Source material
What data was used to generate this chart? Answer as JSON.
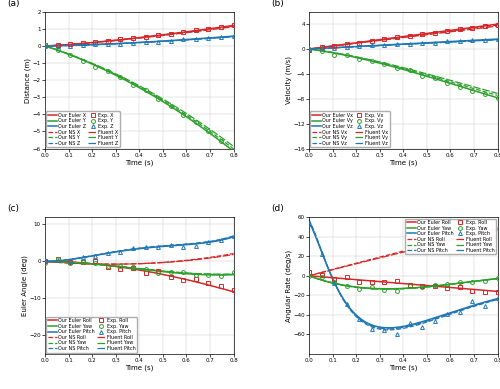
{
  "colors": {
    "red": "#d62728",
    "green": "#2ca02c",
    "blue": "#1f77b4"
  },
  "panel_a": {
    "ylabel": "Distance (m)",
    "xlabel": "Time (s)",
    "label": "(a)",
    "ylim": [
      -6,
      2
    ],
    "yticks": [
      -6,
      -5,
      -4,
      -3,
      -2,
      -1,
      0,
      1,
      2
    ]
  },
  "panel_b": {
    "ylabel": "Velocity (m/s)",
    "xlabel": "Time (s)",
    "label": "(b)",
    "ylim": [
      -16,
      6
    ],
    "yticks": [
      -16,
      -12,
      -8,
      -4,
      0,
      4
    ]
  },
  "panel_c": {
    "ylabel": "Euler Angle (deg)",
    "xlabel": "Time (s)",
    "label": "(c)",
    "ylim": [
      -25,
      12
    ],
    "yticks": [
      -20,
      -10,
      0,
      10
    ]
  },
  "panel_d": {
    "ylabel": "Angular Rate (deg/s)",
    "xlabel": "Time (s)",
    "label": "(d)",
    "ylim": [
      -80,
      60
    ],
    "yticks": [
      -60,
      -40,
      -20,
      0,
      20,
      40,
      60
    ]
  }
}
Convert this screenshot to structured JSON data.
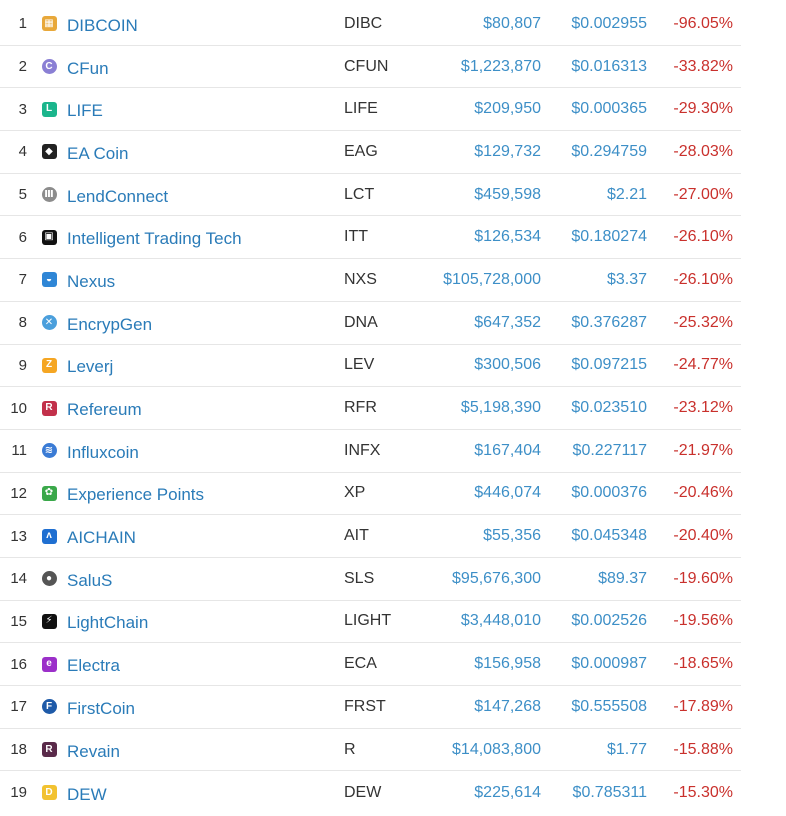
{
  "rows": [
    {
      "rank": "1",
      "name": "DIBCOIN",
      "symbol": "DIBC",
      "market_cap": "$80,807",
      "price": "$0.002955",
      "change": "-96.05%",
      "logo_icon": "dibcoin-logo-icon",
      "logo_color": "#e8a83a",
      "logo_glyph": "▦"
    },
    {
      "rank": "2",
      "name": "CFun",
      "symbol": "CFUN",
      "market_cap": "$1,223,870",
      "price": "$0.016313",
      "change": "-33.82%",
      "logo_icon": "cfun-logo-icon",
      "logo_color": "#8a7fd4",
      "logo_glyph": "C"
    },
    {
      "rank": "3",
      "name": "LIFE",
      "symbol": "LIFE",
      "market_cap": "$209,950",
      "price": "$0.000365",
      "change": "-29.30%",
      "logo_icon": "life-logo-icon",
      "logo_color": "#1bb58c",
      "logo_glyph": "L"
    },
    {
      "rank": "4",
      "name": "EA Coin",
      "symbol": "EAG",
      "market_cap": "$129,732",
      "price": "$0.294759",
      "change": "-28.03%",
      "logo_icon": "ea-coin-logo-icon",
      "logo_color": "#222222",
      "logo_glyph": "◆"
    },
    {
      "rank": "5",
      "name": "LendConnect",
      "symbol": "LCT",
      "market_cap": "$459,598",
      "price": "$2.21",
      "change": "-27.00%",
      "logo_icon": "lendconnect-logo-icon",
      "logo_color": "#8c8c8c",
      "logo_glyph": "Ⅲ"
    },
    {
      "rank": "6",
      "name": "Intelligent Trading Tech",
      "symbol": "ITT",
      "market_cap": "$126,534",
      "price": "$0.180274",
      "change": "-26.10%",
      "logo_icon": "intelligent-trading-logo-icon",
      "logo_color": "#111111",
      "logo_glyph": "▣"
    },
    {
      "rank": "7",
      "name": "Nexus",
      "symbol": "NXS",
      "market_cap": "$105,728,000",
      "price": "$3.37",
      "change": "-26.10%",
      "logo_icon": "nexus-logo-icon",
      "logo_color": "#2f86d6",
      "logo_glyph": "◒"
    },
    {
      "rank": "8",
      "name": "EncrypGen",
      "symbol": "DNA",
      "market_cap": "$647,352",
      "price": "$0.376287",
      "change": "-25.32%",
      "logo_icon": "encrypgen-logo-icon",
      "logo_color": "#4b9fdc",
      "logo_glyph": "✕"
    },
    {
      "rank": "9",
      "name": "Leverj",
      "symbol": "LEV",
      "market_cap": "$300,506",
      "price": "$0.097215",
      "change": "-24.77%",
      "logo_icon": "leverj-logo-icon",
      "logo_color": "#f5a623",
      "logo_glyph": "Z"
    },
    {
      "rank": "10",
      "name": "Refereum",
      "symbol": "RFR",
      "market_cap": "$5,198,390",
      "price": "$0.023510",
      "change": "-23.12%",
      "logo_icon": "refereum-logo-icon",
      "logo_color": "#c2304a",
      "logo_glyph": "R"
    },
    {
      "rank": "11",
      "name": "Influxcoin",
      "symbol": "INFX",
      "market_cap": "$167,404",
      "price": "$0.227117",
      "change": "-21.97%",
      "logo_icon": "influxcoin-logo-icon",
      "logo_color": "#3a7bd5",
      "logo_glyph": "≋"
    },
    {
      "rank": "12",
      "name": "Experience Points",
      "symbol": "XP",
      "market_cap": "$446,074",
      "price": "$0.000376",
      "change": "-20.46%",
      "logo_icon": "experience-points-logo-icon",
      "logo_color": "#3aa84a",
      "logo_glyph": "✿"
    },
    {
      "rank": "13",
      "name": "AICHAIN",
      "symbol": "AIT",
      "market_cap": "$55,356",
      "price": "$0.045348",
      "change": "-20.40%",
      "logo_icon": "aichain-logo-icon",
      "logo_color": "#1f6fd1",
      "logo_glyph": "ʌ"
    },
    {
      "rank": "14",
      "name": "SaluS",
      "symbol": "SLS",
      "market_cap": "$95,676,300",
      "price": "$89.37",
      "change": "-19.60%",
      "logo_icon": "salus-logo-icon",
      "logo_color": "#555555",
      "logo_glyph": "●"
    },
    {
      "rank": "15",
      "name": "LightChain",
      "symbol": "LIGHT",
      "market_cap": "$3,448,010",
      "price": "$0.002526",
      "change": "-19.56%",
      "logo_icon": "lightchain-logo-icon",
      "logo_color": "#111111",
      "logo_glyph": "⚡"
    },
    {
      "rank": "16",
      "name": "Electra",
      "symbol": "ECA",
      "market_cap": "$156,958",
      "price": "$0.000987",
      "change": "-18.65%",
      "logo_icon": "electra-logo-icon",
      "logo_color": "#9b2fc9",
      "logo_glyph": "e"
    },
    {
      "rank": "17",
      "name": "FirstCoin",
      "symbol": "FRST",
      "market_cap": "$147,268",
      "price": "$0.555508",
      "change": "-17.89%",
      "logo_icon": "firstcoin-logo-icon",
      "logo_color": "#1e5aa8",
      "logo_glyph": "F"
    },
    {
      "rank": "18",
      "name": "Revain",
      "symbol": "R",
      "market_cap": "$14,083,800",
      "price": "$1.77",
      "change": "-15.88%",
      "logo_icon": "revain-logo-icon",
      "logo_color": "#5a2a4a",
      "logo_glyph": "R"
    },
    {
      "rank": "19",
      "name": "DEW",
      "symbol": "DEW",
      "market_cap": "$225,614",
      "price": "$0.785311",
      "change": "-15.30%",
      "logo_icon": "dew-logo-icon",
      "logo_color": "#f2c230",
      "logo_glyph": "D"
    }
  ]
}
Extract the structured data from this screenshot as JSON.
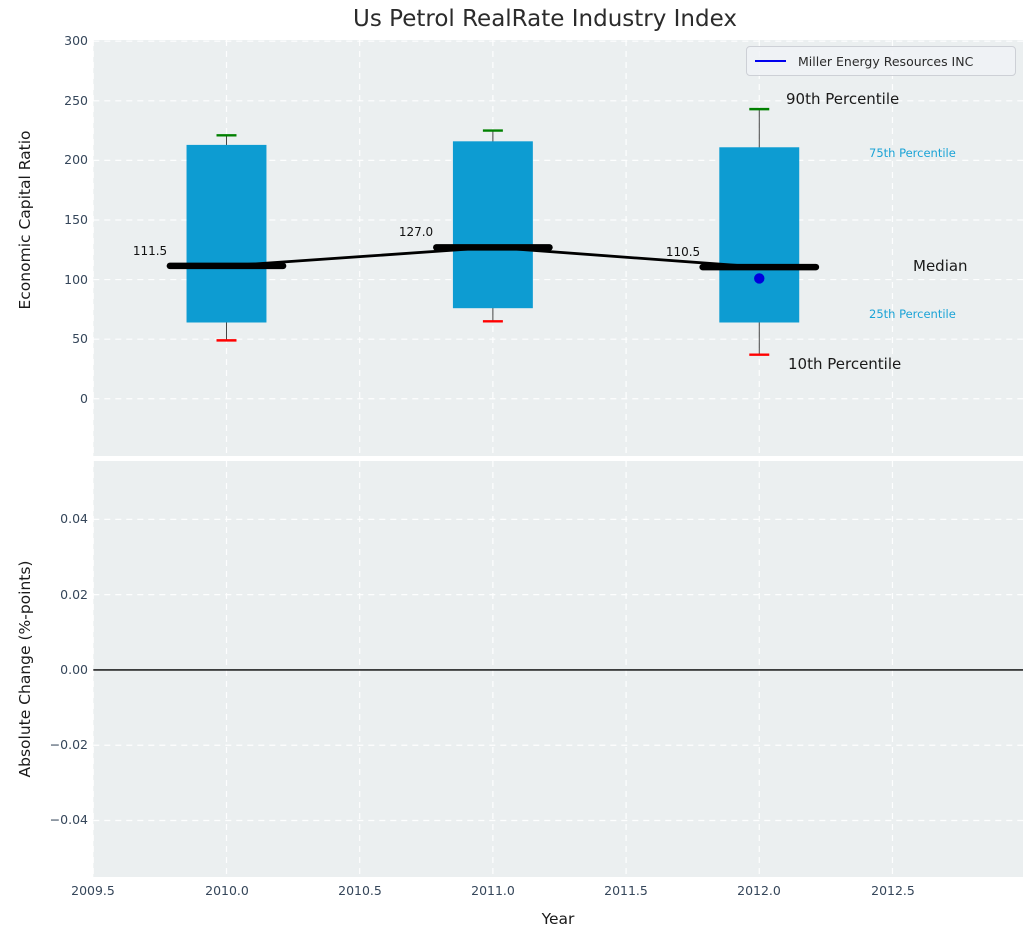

Set problem
Repeat the material above in full and exactly, apart from the pictures.

Solution for this problem
What data was used to generate this chart? Answer as JSON.
{
  "colors": {
    "red": "#d62728",
    "green": "#2ca02c",
    "blue": "#1f77b4"
  },
  "panel_a": {
    "ylabel": "Distance (m)",
    "xlabel": "Time (s)",
    "label": "(a)",
    "ylim": [
      -6,
      2
    ],
    "yticks": [
      -6,
      -5,
      -4,
      -3,
      -2,
      -1,
      0,
      1,
      2
    ]
  },
  "panel_b": {
    "ylabel": "Velocity (m/s)",
    "xlabel": "Time (s)",
    "label": "(b)",
    "ylim": [
      -16,
      6
    ],
    "yticks": [
      -16,
      -12,
      -8,
      -4,
      0,
      4
    ]
  },
  "panel_c": {
    "ylabel": "Euler Angle (deg)",
    "xlabel": "Time (s)",
    "label": "(c)",
    "ylim": [
      -25,
      12
    ],
    "yticks": [
      -20,
      -10,
      0,
      10
    ]
  },
  "panel_d": {
    "ylabel": "Angular Rate (deg/s)",
    "xlabel": "Time (s)",
    "label": "(d)",
    "ylim": [
      -80,
      60
    ],
    "yticks": [
      -60,
      -40,
      -20,
      0,
      20,
      40,
      60
    ]
  }
}
Convert this screenshot to structured JSON data.
{
  "rows": [
    {
      "rank": "1",
      "name": "DIBCOIN",
      "symbol": "DIBC",
      "market_cap": "$80,807",
      "price": "$0.002955",
      "change": "-96.05%",
      "logo_icon": "dibcoin-logo-icon",
      "logo_color": "#e8a83a",
      "logo_glyph": "▦"
    },
    {
      "rank": "2",
      "name": "CFun",
      "symbol": "CFUN",
      "market_cap": "$1,223,870",
      "price": "$0.016313",
      "change": "-33.82%",
      "logo_icon": "cfun-logo-icon",
      "logo_color": "#8a7fd4",
      "logo_glyph": "C"
    },
    {
      "rank": "3",
      "name": "LIFE",
      "symbol": "LIFE",
      "market_cap": "$209,950",
      "price": "$0.000365",
      "change": "-29.30%",
      "logo_icon": "life-logo-icon",
      "logo_color": "#1bb58c",
      "logo_glyph": "L"
    },
    {
      "rank": "4",
      "name": "EA Coin",
      "symbol": "EAG",
      "market_cap": "$129,732",
      "price": "$0.294759",
      "change": "-28.03%",
      "logo_icon": "ea-coin-logo-icon",
      "logo_color": "#222222",
      "logo_glyph": "◆"
    },
    {
      "rank": "5",
      "name": "LendConnect",
      "symbol": "LCT",
      "market_cap": "$459,598",
      "price": "$2.21",
      "change": "-27.00%",
      "logo_icon": "lendconnect-logo-icon",
      "logo_color": "#8c8c8c",
      "logo_glyph": "Ⅲ"
    },
    {
      "rank": "6",
      "name": "Intelligent Trading Tech",
      "symbol": "ITT",
      "market_cap": "$126,534",
      "price": "$0.180274",
      "change": "-26.10%",
      "logo_icon": "intelligent-trading-logo-icon",
      "logo_color": "#111111",
      "logo_glyph": "▣"
    },
    {
      "rank": "7",
      "name": "Nexus",
      "symbol": "NXS",
      "market_cap": "$105,728,000",
      "price": "$3.37",
      "change": "-26.10%",
      "logo_icon": "nexus-logo-icon",
      "logo_color": "#2f86d6",
      "logo_glyph": "◒"
    },
    {
      "rank": "8",
      "name": "EncrypGen",
      "symbol": "DNA",
      "market_cap": "$647,352",
      "price": "$0.376287",
      "change": "-25.32%",
      "logo_icon": "encrypgen-logo-icon",
      "logo_color": "#4b9fdc",
      "logo_glyph": "✕"
    },
    {
      "rank": "9",
      "name": "Leverj",
      "symbol": "LEV",
      "market_cap": "$300,506",
      "price": "$0.097215",
      "change": "-24.77%",
      "logo_icon": "leverj-logo-icon",
      "logo_color": "#f5a623",
      "logo_glyph": "Z"
    },
    {
      "rank": "10",
      "name": "Refereum",
      "symbol": "RFR",
      "market_cap": "$5,198,390",
      "price": "$0.023510",
      "change": "-23.12%",
      "logo_icon": "refereum-logo-icon",
      "logo_color": "#c2304a",
      "logo_glyph": "R"
    },
    {
      "rank": "11",
      "name": "Influxcoin",
      "symbol": "INFX",
      "market_cap": "$167,404",
      "price": "$0.227117",
      "change": "-21.97%",
      "logo_icon": "influxcoin-logo-icon",
      "logo_color": "#3a7bd5",
      "logo_glyph": "≋"
    },
    {
      "rank": "12",
      "name": "Experience Points",
      "symbol": "XP",
      "market_cap": "$446,074",
      "price": "$0.000376",
      "change": "-20.46%",
      "logo_icon": "experience-points-logo-icon",
      "logo_color": "#3aa84a",
      "logo_glyph": "✿"
    },
    {
      "rank": "13",
      "name": "AICHAIN",
      "symbol": "AIT",
      "market_cap": "$55,356",
      "price": "$0.045348",
      "change": "-20.40%",
      "logo_icon": "aichain-logo-icon",
      "logo_color": "#1f6fd1",
      "logo_glyph": "ʌ"
    },
    {
      "rank": "14",
      "name": "SaluS",
      "symbol": "SLS",
      "market_cap": "$95,676,300",
      "price": "$89.37",
      "change": "-19.60%",
      "logo_icon": "salus-logo-icon",
      "logo_color": "#555555",
      "logo_glyph": "●"
    },
    {
      "rank": "15",
      "name": "LightChain",
      "symbol": "LIGHT",
      "market_cap": "$3,448,010",
      "price": "$0.002526",
      "change": "-19.56%",
      "logo_icon": "lightchain-logo-icon",
      "logo_color": "#111111",
      "logo_glyph": "⚡"
    },
    {
      "rank": "16",
      "name": "Electra",
      "symbol": "ECA",
      "market_cap": "$156,958",
      "price": "$0.000987",
      "change": "-18.65%",
      "logo_icon": "electra-logo-icon",
      "logo_color": "#9b2fc9",
      "logo_glyph": "e"
    },
    {
      "rank": "17",
      "name": "FirstCoin",
      "symbol": "FRST",
      "market_cap": "$147,268",
      "price": "$0.555508",
      "change": "-17.89%",
      "logo_icon": "firstcoin-logo-icon",
      "logo_color": "#1e5aa8",
      "logo_glyph": "F"
    },
    {
      "rank": "18",
      "name": "Revain",
      "symbol": "R",
      "market_cap": "$14,083,800",
      "price": "$1.77",
      "change": "-15.88%",
      "logo_icon": "revain-logo-icon",
      "logo_color": "#5a2a4a",
      "logo_glyph": "R"
    },
    {
      "rank": "19",
      "name": "DEW",
      "symbol": "DEW",
      "market_cap": "$225,614",
      "price": "$0.785311",
      "change": "-15.30%",
      "logo_icon": "dew-logo-icon",
      "logo_color": "#f2c230",
      "logo_glyph": "D"
    }
  ]
}
Extract the structured data from this screenshot as JSON.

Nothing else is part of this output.